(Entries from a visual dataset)
════════════════

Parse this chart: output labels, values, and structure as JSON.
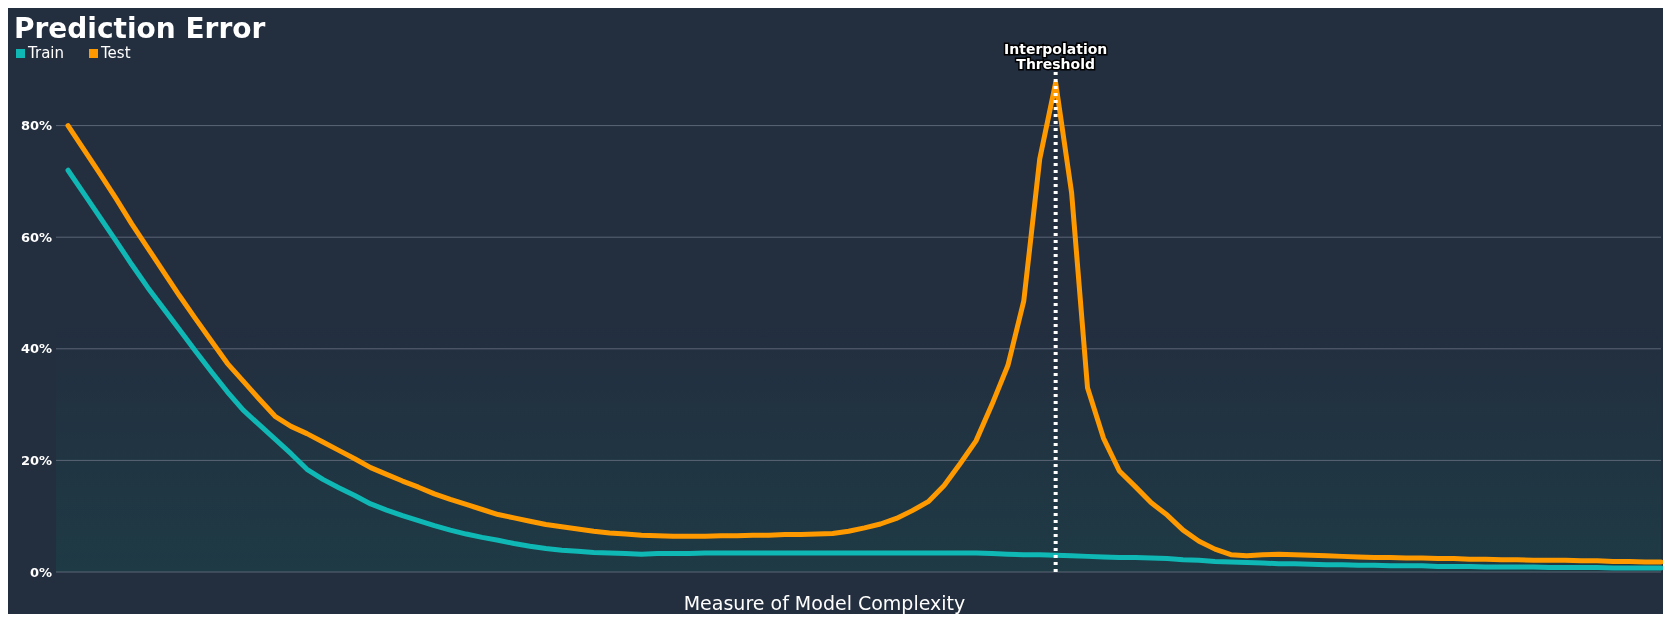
{
  "chart_data": {
    "type": "line",
    "title": "Prediction Error",
    "xlabel": "Measure of Model Complexity",
    "categories": [
      null,
      null,
      null,
      null,
      null,
      null,
      null,
      null,
      null,
      null,
      null,
      null,
      null,
      null,
      null,
      null,
      null,
      null,
      null,
      null,
      null,
      null,
      null,
      null,
      null,
      null,
      null,
      null,
      null,
      null,
      null,
      null,
      null,
      null,
      null,
      null,
      null,
      null,
      null,
      null,
      null,
      null,
      null,
      null,
      null,
      null,
      null,
      null,
      null,
      null,
      null,
      null,
      null,
      null,
      null,
      null,
      null,
      null,
      null,
      null,
      null,
      null,
      null,
      null,
      null,
      null,
      null,
      null,
      null,
      null,
      null,
      null,
      null,
      null,
      null,
      null,
      null,
      null,
      null,
      null,
      null,
      null,
      null,
      null,
      null,
      null,
      null,
      null,
      null,
      null,
      null,
      null,
      null,
      null,
      null,
      null,
      null,
      null,
      null,
      null,
      null
    ],
    "ylim": [
      0,
      100
    ],
    "yticks": [
      {
        "value": 0,
        "label": "0%"
      },
      {
        "value": 20,
        "label": "20%"
      },
      {
        "value": 40,
        "label": "40%"
      },
      {
        "value": 60,
        "label": "60%"
      },
      {
        "value": 80,
        "label": "80%"
      }
    ],
    "grid": "y",
    "legend": "top left",
    "marker": "none",
    "line_style": "solid",
    "annotations": [
      "Interpolation Threshold"
    ],
    "series": [
      {
        "name": "Train",
        "color": "#0fb8b5",
        "values": [
          72,
          67.8,
          63.6,
          59.4,
          55.1,
          51,
          47.2,
          43.4,
          39.6,
          35.9,
          32.3,
          29,
          26.4,
          23.8,
          21.2,
          18.4,
          16.6,
          15.1,
          13.7,
          12.2,
          11.1,
          10.1,
          9.2,
          8.3,
          7.5,
          6.8,
          6.2,
          5.7,
          5.1,
          4.6,
          4.2,
          3.9,
          3.7,
          3.5,
          3.4,
          3.3,
          3.2,
          3.3,
          3.3,
          3.3,
          3.4,
          3.4,
          3.4,
          3.4,
          3.4,
          3.4,
          3.4,
          3.4,
          3.4,
          3.4,
          3.4,
          3.4,
          3.4,
          3.4,
          3.4,
          3.4,
          3.4,
          3.4,
          3.3,
          3.2,
          3.1,
          3.1,
          3.0,
          2.9,
          2.8,
          2.7,
          2.6,
          2.6,
          2.5,
          2.4,
          2.2,
          2.1,
          1.9,
          1.8,
          1.7,
          1.6,
          1.5,
          1.5,
          1.4,
          1.3,
          1.3,
          1.2,
          1.2,
          1.1,
          1.1,
          1.1,
          1.0,
          1.0,
          1.0,
          0.9,
          0.9,
          0.9,
          0.9,
          0.8,
          0.8,
          0.8,
          0.8,
          0.7,
          0.7,
          0.7,
          0.7
        ]
      },
      {
        "name": "Test",
        "color": "#ff9900",
        "values": [
          80,
          75.7,
          71.4,
          67,
          62.4,
          58.1,
          53.8,
          49.5,
          45.4,
          41.4,
          37.4,
          34.2,
          31,
          27.9,
          26.1,
          24.8,
          23.3,
          21.8,
          20.3,
          18.7,
          17.5,
          16.3,
          15.2,
          14,
          13,
          12.1,
          11.2,
          10.3,
          9.7,
          9.1,
          8.5,
          8.1,
          7.7,
          7.3,
          7,
          6.8,
          6.6,
          6.5,
          6.4,
          6.4,
          6.4,
          6.5,
          6.5,
          6.6,
          6.6,
          6.7,
          6.7,
          6.8,
          6.9,
          7.3,
          7.9,
          8.6,
          9.6,
          11,
          12.6,
          15.5,
          19.4,
          23.5,
          30,
          37,
          48.6,
          74,
          87.7,
          68,
          33,
          24,
          18.1,
          15.3,
          12.4,
          10.2,
          7.5,
          5.5,
          4.1,
          3.1,
          2.9,
          3.1,
          3.2,
          3.1,
          3,
          2.9,
          2.8,
          2.7,
          2.6,
          2.6,
          2.5,
          2.5,
          2.4,
          2.4,
          2.3,
          2.3,
          2.2,
          2.2,
          2.1,
          2.1,
          2.1,
          2,
          2,
          1.9,
          1.9,
          1.8,
          1.8
        ]
      }
    ]
  }
}
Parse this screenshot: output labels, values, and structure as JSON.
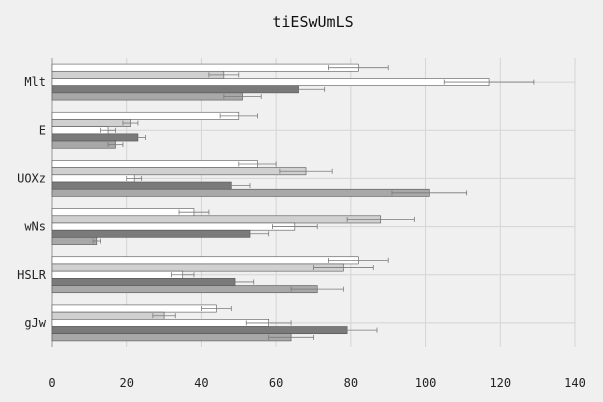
{
  "chart_data": {
    "type": "bar",
    "orientation": "horizontal",
    "title": "tiESwUmLS",
    "xlabel": "",
    "ylabel": "",
    "xlim": [
      0,
      140
    ],
    "xticks": [
      0,
      20,
      40,
      60,
      80,
      100,
      120,
      140
    ],
    "grid": true,
    "legend": "none",
    "categories": [
      "Mlt",
      "E",
      "UOXz",
      "wNs",
      "HSLR",
      "gJw"
    ],
    "series": [
      {
        "color": "#ffffff",
        "values": [
          82,
          50,
          55,
          38,
          82,
          44
        ],
        "errors": [
          8,
          5,
          5,
          4,
          8,
          4
        ]
      },
      {
        "color": "#d0d0d0",
        "values": [
          46,
          21,
          68,
          88,
          78,
          30
        ],
        "errors": [
          4,
          2,
          7,
          9,
          8,
          3
        ]
      },
      {
        "color": "#ffffff",
        "values": [
          117,
          15,
          22,
          65,
          35,
          58
        ],
        "errors": [
          12,
          2,
          2,
          6,
          3,
          6
        ]
      },
      {
        "color": "#7a7a7a",
        "values": [
          66,
          23,
          48,
          53,
          49,
          79
        ],
        "errors": [
          7,
          2,
          5,
          5,
          5,
          8
        ]
      },
      {
        "color": "#a8a8a8",
        "values": [
          51,
          17,
          101,
          12,
          71,
          64
        ],
        "errors": [
          5,
          2,
          10,
          1,
          7,
          6
        ]
      }
    ]
  }
}
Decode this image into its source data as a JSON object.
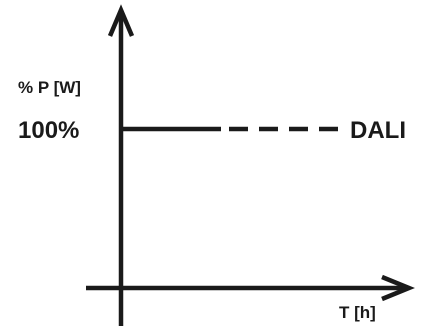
{
  "diagram": {
    "y_axis_label": "% P [W]",
    "x_axis_label": "T [h]",
    "level_label": "100%",
    "line_label": "DALI",
    "level_value": 100,
    "line_style": [
      "solid",
      "dashed"
    ],
    "color": "#1a1a1a"
  }
}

════════════════

Goal> Repeat the material above in full and exactly, apart from the pictures.

Reply>
Parse this chart: output labels, values, and structure as JSON.
{
  "chart_data": {
    "type": "line",
    "title": "Prediction Error",
    "xlabel": "Measure of Model Complexity",
    "categories": [
      null,
      null,
      null,
      null,
      null,
      null,
      null,
      null,
      null,
      null,
      null,
      null,
      null,
      null,
      null,
      null,
      null,
      null,
      null,
      null,
      null,
      null,
      null,
      null,
      null,
      null,
      null,
      null,
      null,
      null,
      null,
      null,
      null,
      null,
      null,
      null,
      null,
      null,
      null,
      null,
      null,
      null,
      null,
      null,
      null,
      null,
      null,
      null,
      null,
      null,
      null,
      null,
      null,
      null,
      null,
      null,
      null,
      null,
      null,
      null,
      null,
      null,
      null,
      null,
      null,
      null,
      null,
      null,
      null,
      null,
      null,
      null,
      null,
      null,
      null,
      null,
      null,
      null,
      null,
      null,
      null,
      null,
      null,
      null,
      null,
      null,
      null,
      null,
      null,
      null,
      null,
      null,
      null,
      null,
      null,
      null,
      null,
      null,
      null,
      null,
      null
    ],
    "ylim": [
      0,
      100
    ],
    "yticks": [
      {
        "value": 0,
        "label": "0%"
      },
      {
        "value": 20,
        "label": "20%"
      },
      {
        "value": 40,
        "label": "40%"
      },
      {
        "value": 60,
        "label": "60%"
      },
      {
        "value": 80,
        "label": "80%"
      }
    ],
    "grid": "y",
    "legend": "top left",
    "marker": "none",
    "line_style": "solid",
    "annotations": [
      "Interpolation Threshold"
    ],
    "series": [
      {
        "name": "Train",
        "color": "#0fb8b5",
        "values": [
          72,
          67.8,
          63.6,
          59.4,
          55.1,
          51,
          47.2,
          43.4,
          39.6,
          35.9,
          32.3,
          29,
          26.4,
          23.8,
          21.2,
          18.4,
          16.6,
          15.1,
          13.7,
          12.2,
          11.1,
          10.1,
          9.2,
          8.3,
          7.5,
          6.8,
          6.2,
          5.7,
          5.1,
          4.6,
          4.2,
          3.9,
          3.7,
          3.5,
          3.4,
          3.3,
          3.2,
          3.3,
          3.3,
          3.3,
          3.4,
          3.4,
          3.4,
          3.4,
          3.4,
          3.4,
          3.4,
          3.4,
          3.4,
          3.4,
          3.4,
          3.4,
          3.4,
          3.4,
          3.4,
          3.4,
          3.4,
          3.4,
          3.3,
          3.2,
          3.1,
          3.1,
          3.0,
          2.9,
          2.8,
          2.7,
          2.6,
          2.6,
          2.5,
          2.4,
          2.2,
          2.1,
          1.9,
          1.8,
          1.7,
          1.6,
          1.5,
          1.5,
          1.4,
          1.3,
          1.3,
          1.2,
          1.2,
          1.1,
          1.1,
          1.1,
          1.0,
          1.0,
          1.0,
          0.9,
          0.9,
          0.9,
          0.9,
          0.8,
          0.8,
          0.8,
          0.8,
          0.7,
          0.7,
          0.7,
          0.7
        ]
      },
      {
        "name": "Test",
        "color": "#ff9900",
        "values": [
          80,
          75.7,
          71.4,
          67,
          62.4,
          58.1,
          53.8,
          49.5,
          45.4,
          41.4,
          37.4,
          34.2,
          31,
          27.9,
          26.1,
          24.8,
          23.3,
          21.8,
          20.3,
          18.7,
          17.5,
          16.3,
          15.2,
          14,
          13,
          12.1,
          11.2,
          10.3,
          9.7,
          9.1,
          8.5,
          8.1,
          7.7,
          7.3,
          7,
          6.8,
          6.6,
          6.5,
          6.4,
          6.4,
          6.4,
          6.5,
          6.5,
          6.6,
          6.6,
          6.7,
          6.7,
          6.8,
          6.9,
          7.3,
          7.9,
          8.6,
          9.6,
          11,
          12.6,
          15.5,
          19.4,
          23.5,
          30,
          37,
          48.6,
          74,
          87.7,
          68,
          33,
          24,
          18.1,
          15.3,
          12.4,
          10.2,
          7.5,
          5.5,
          4.1,
          3.1,
          2.9,
          3.1,
          3.2,
          3.1,
          3,
          2.9,
          2.8,
          2.7,
          2.6,
          2.6,
          2.5,
          2.5,
          2.4,
          2.4,
          2.3,
          2.3,
          2.2,
          2.2,
          2.1,
          2.1,
          2.1,
          2,
          2,
          1.9,
          1.9,
          1.8,
          1.8
        ]
      }
    ]
  }
}
Parse this screenshot: output labels, values, and structure as JSON.
{
  "chart_data": {
    "type": "bar",
    "orientation": "horizontal",
    "title": "tiESwUmLS",
    "xlabel": "",
    "ylabel": "",
    "xlim": [
      0,
      140
    ],
    "xticks": [
      0,
      20,
      40,
      60,
      80,
      100,
      120,
      140
    ],
    "grid": true,
    "legend": "none",
    "categories": [
      "Mlt",
      "E",
      "UOXz",
      "wNs",
      "HSLR",
      "gJw"
    ],
    "series": [
      {
        "color": "#ffffff",
        "values": [
          82,
          50,
          55,
          38,
          82,
          44
        ],
        "errors": [
          8,
          5,
          5,
          4,
          8,
          4
        ]
      },
      {
        "color": "#d0d0d0",
        "values": [
          46,
          21,
          68,
          88,
          78,
          30
        ],
        "errors": [
          4,
          2,
          7,
          9,
          8,
          3
        ]
      },
      {
        "color": "#ffffff",
        "values": [
          117,
          15,
          22,
          65,
          35,
          58
        ],
        "errors": [
          12,
          2,
          2,
          6,
          3,
          6
        ]
      },
      {
        "color": "#7a7a7a",
        "values": [
          66,
          23,
          48,
          53,
          49,
          79
        ],
        "errors": [
          7,
          2,
          5,
          5,
          5,
          8
        ]
      },
      {
        "color": "#a8a8a8",
        "values": [
          51,
          17,
          101,
          12,
          71,
          64
        ],
        "errors": [
          5,
          2,
          10,
          1,
          7,
          6
        ]
      }
    ]
  }
}
Decode this image into its source data as a JSON object.
{
  "diagram": {
    "y_axis_label": "% P [W]",
    "x_axis_label": "T [h]",
    "level_label": "100%",
    "line_label": "DALI",
    "level_value": 100,
    "line_style": [
      "solid",
      "dashed"
    ],
    "color": "#1a1a1a"
  }
}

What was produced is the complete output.